Task list –
a - From the Metallica recording thread, repeat everything from "## Avalanche (Jun" down to "(Feb 17, 2011)" word for word.
b - In the Metallica recording thread, what does Avalanche say was missing from the tracks on the Justice album?
c - Shorten the paragraph in the Metallica recording thread that begins "If you go to the Dynamic Range Database," keeping its main facts.

Given passage –
____

# Well recorded Metallica songs?



## spyders03 (Jan 5, 2013)

What are some well recorded Metallica songs? I was listening today and thought that "One" wasn't that bad, but what are some others? Also, I heard that the new "$8.99" album was actually pretty well done, anyone heard this album also?


----------



## Guest (Oct 24, 2013)

S&M album is spectacular....


----------



## Avalanche (Jun 13, 2006)

The problem I always had with any tracks off the Justice album was the complete lack of Bass Guitar. There has been plenty of controversy over the years concerning the production on that album.

I always though the production on the Black album was good.


----------



## decibelle (Feb 17, 2011)

Yes, the new album, Through the Never, is an excellent album. You heard right. Get it. Go listen to it. Bring an extra pair of underpants.


----------



## spyders03 (Jan 5, 2013)

I do like s&m, and the album is pretty good too! :-D

I thought the black album isn't horrible, but the drums in it are so... not alive... I'll have to check out some of the justice tracks again also.

And I'll have to get the new album also, I really want to see the movie, needed to see when it comes out again. Thanks Ally



Sent from my SCH-I535 using Tapatalk


----------



## Earzbleed (Feb 10, 2013)

Avalanche said:


> The problem I always had with any tracks off the Justice album was the complete lack of Bass Guitar. There has been plenty of controversy over the years concerning the production on that album.
> 
> I always though the production on the Black album was good.


Yeah. I have to cut hell out of the treble and boost hell outa the bass for most of my Metallica albums. Same with a few Motorhead albums too.


----------



## chithead (Mar 19, 2008)

spyders03 said:


> I do like s&m, and the album is pretty good too! :-D
> 
> I thought the black album isn't horrible, but the drums in it are so... not alive... I'll have to check out some of the justice tracks again also.
> 
> And I'll have to get the new album also, I really want to see the movie, needed to see when it comes out again. Thanks Ally



Agreed, the drums on some Black album songs sound like an electronic set.


----------



## Neil_J (Mar 2, 2011)

If you go to the Dynamic Range Database and search for Metallica, you'll be able to see how well each album (and the different masterings for each album) sound, in the context of dynamic range. Death Magnetic actually holds the record for one of the most compressed songs in the entire database (right next to Skrillex and other groups that push the boundary if what's considered "music"). 

http://www.dr.loudness-war.info/index.php?search_artist=Metallica&search_album=

Any of the albums in green are a good place to start.


----------



## spyders03 (Jan 5, 2013)

____

Information given –

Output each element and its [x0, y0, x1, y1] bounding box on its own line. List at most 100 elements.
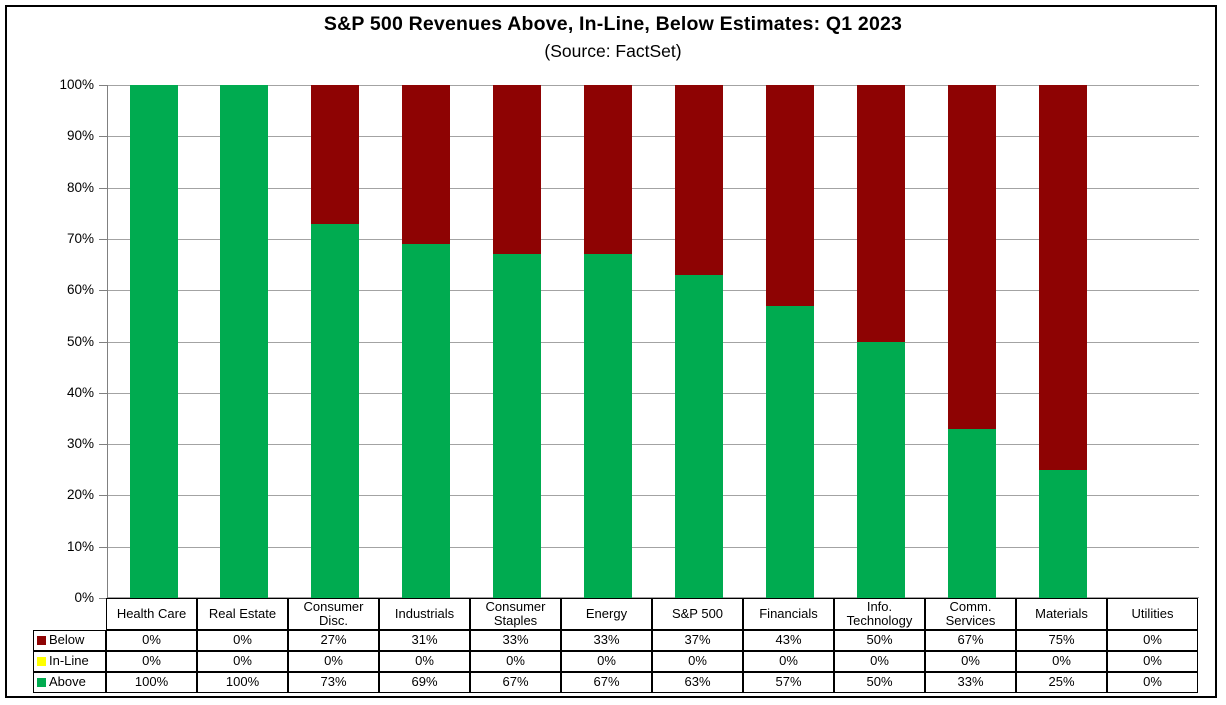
legend-label-below: Below	[49, 632, 85, 648]
category-header-cell: Industrials	[379, 598, 470, 630]
bar-segment-above-s-p-500	[675, 274, 723, 598]
value-cell-in-line-comm-services: 0%	[925, 651, 1016, 672]
value-cell-above-materials: 25%	[1016, 672, 1107, 693]
value-cell-above-health-care: 100%	[106, 672, 197, 693]
y-axis-tick-mark	[99, 136, 107, 138]
bar-segment-above-health-care	[129, 85, 178, 598]
y-axis-tick-mark	[99, 598, 107, 599]
value-cell-below-health-care: 0%	[106, 630, 197, 651]
value-cell-in-line-financials: 0%	[743, 651, 834, 672]
category-header-cell: Energy	[561, 598, 652, 630]
legend-swatch-below-icon	[37, 636, 46, 645]
y-axis-tick-mark	[99, 290, 107, 292]
value-cell-in-line-info-technology: 0%	[834, 651, 925, 672]
gridline	[108, 85, 1199, 86]
y-axis-ticks	[99, 85, 107, 599]
y-axis-tick-label: 70%	[66, 230, 94, 246]
y-axis-tick-label: 100%	[59, 77, 94, 92]
bar-segment-above-comm-services	[947, 428, 996, 598]
y-axis-tick-mark	[99, 546, 107, 548]
value-cell-below-industrials: 31%	[379, 630, 470, 651]
bar-segment-above-real-estate	[220, 85, 269, 598]
gridline	[108, 392, 1199, 394]
value-cell-below-energy: 33%	[561, 630, 652, 651]
bar-segment-above-info-technology	[856, 341, 905, 598]
value-cell-above-consumer-staples: 67%	[470, 672, 561, 693]
category-header-cell: Utilities	[1107, 598, 1198, 630]
category-header-cell: Real Estate	[197, 598, 288, 630]
y-axis-tick-label: 10%	[66, 538, 94, 554]
bar-segment-above-energy	[584, 254, 632, 598]
value-cell-below-consumer-disc: 27%	[288, 630, 379, 651]
bar-segment-below-consumer-disc	[311, 85, 360, 224]
legend-cell-in-line: In-Line	[33, 651, 106, 672]
category-header-cell: S&P 500	[652, 598, 743, 630]
value-cell-above-s-p-500: 63%	[652, 672, 743, 693]
value-cell-in-line-s-p-500: 0%	[652, 651, 743, 672]
y-axis-tick-label: 60%	[66, 282, 94, 298]
value-cell-above-financials: 57%	[743, 672, 834, 693]
chart-outer-border	[5, 5, 1217, 698]
value-cell-in-line-real-estate: 0%	[197, 651, 288, 672]
bar-segment-below-financials	[765, 85, 814, 306]
value-cell-below-info-technology: 50%	[834, 630, 925, 651]
y-axis-tick-label: 50%	[66, 333, 94, 349]
category-header-cell: Consumer Staples	[470, 598, 561, 630]
gridline	[108, 444, 1199, 446]
legend-label-above: Above	[49, 674, 86, 690]
legend-swatch-in-line-icon	[37, 657, 46, 666]
gridline	[108, 187, 1199, 189]
value-cell-in-line-energy: 0%	[561, 651, 652, 672]
value-cell-below-real-estate: 0%	[197, 630, 288, 651]
chart-subtitle: (Source: FactSet)	[544, 41, 682, 61]
category-header-cell: Comm. Services	[925, 598, 1016, 630]
plot-area	[107, 84, 1199, 598]
value-cell-above-info-technology: 50%	[834, 672, 925, 693]
value-cell-in-line-industrials: 0%	[379, 651, 470, 672]
value-cell-above-real-estate: 100%	[197, 672, 288, 693]
y-axis-tick-label: 80%	[66, 179, 94, 195]
gridline	[108, 136, 1199, 138]
bar-segment-above-financials	[765, 305, 814, 598]
y-axis-tick-mark	[99, 238, 107, 240]
bar-segment-below-s-p-500	[675, 85, 723, 275]
y-axis-tick-mark	[99, 444, 107, 446]
y-axis-tick-label: 30%	[66, 436, 94, 452]
category-header-cell: Info. Technology	[834, 598, 925, 630]
gridline	[108, 290, 1199, 292]
bar-segment-above-materials	[1038, 469, 1087, 598]
value-cell-above-utilities: 0%	[1107, 672, 1198, 693]
table-corner	[33, 598, 106, 630]
y-axis-tick-label: 0%	[74, 590, 94, 605]
gridline	[108, 495, 1199, 497]
value-cell-above-comm-services: 33%	[925, 672, 1016, 693]
bar-segment-above-industrials	[402, 244, 451, 598]
category-header-cell: Health Care	[106, 598, 197, 630]
value-cell-above-energy: 67%	[561, 672, 652, 693]
bar-segment-below-info-technology	[856, 85, 905, 342]
value-cell-above-industrials: 69%	[379, 672, 470, 693]
value-cell-in-line-utilities: 0%	[1107, 651, 1198, 672]
bar-segment-below-energy	[584, 85, 632, 255]
bar-segment-below-consumer-staples	[493, 85, 542, 255]
legend-swatch-above-icon	[37, 678, 46, 687]
y-axis-tick-mark	[99, 85, 107, 86]
value-cell-below-financials: 43%	[743, 630, 834, 651]
bar-segment-below-industrials	[402, 85, 451, 244]
value-cell-below-comm-services: 67%	[925, 630, 1016, 651]
chart-title: S&P 500 Revenues Above, In-Line, Below E…	[323, 13, 903, 35]
gridline	[108, 546, 1199, 548]
category-header-cell: Financials	[743, 598, 834, 630]
y-axis-labels: 100% 90% 80% 70% 60% 50% 40% 30% 20% 10% 0%	[30, 77, 94, 605]
legend-cell-above: Above	[33, 672, 106, 693]
value-cell-above-consumer-disc: 73%	[288, 672, 379, 693]
value-cell-in-line-health-care: 0%	[106, 651, 197, 672]
bar-segment-below-comm-services	[947, 85, 996, 429]
value-cell-below-s-p-500: 37%	[652, 630, 743, 651]
y-axis-tick-label: 20%	[66, 487, 94, 503]
bar-segment-above-consumer-disc	[311, 223, 360, 598]
bar-segment-above-consumer-staples	[493, 254, 542, 598]
value-cell-in-line-consumer-disc: 0%	[288, 651, 379, 672]
gridline	[108, 341, 1199, 343]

____

Expected results –
a -
## Avalanche (Jun 13, 2006)

The problem I always had with any tracks off the Justice album was the complete lack of Bass Guitar. There has been plenty of controversy over the years concerning the production on that album.

I always though the production on the Black album was good.


----------



## decibelle (Feb 17, 2011)

b - Bass guitar was completely missing.

c - Searching for Metallica in the Dynamic Range Database shows the dynamic range of each album and of its different masterings. Death Magnetic holds the record for one of the most compressed songs in the database, next to Skrillex and similar groups.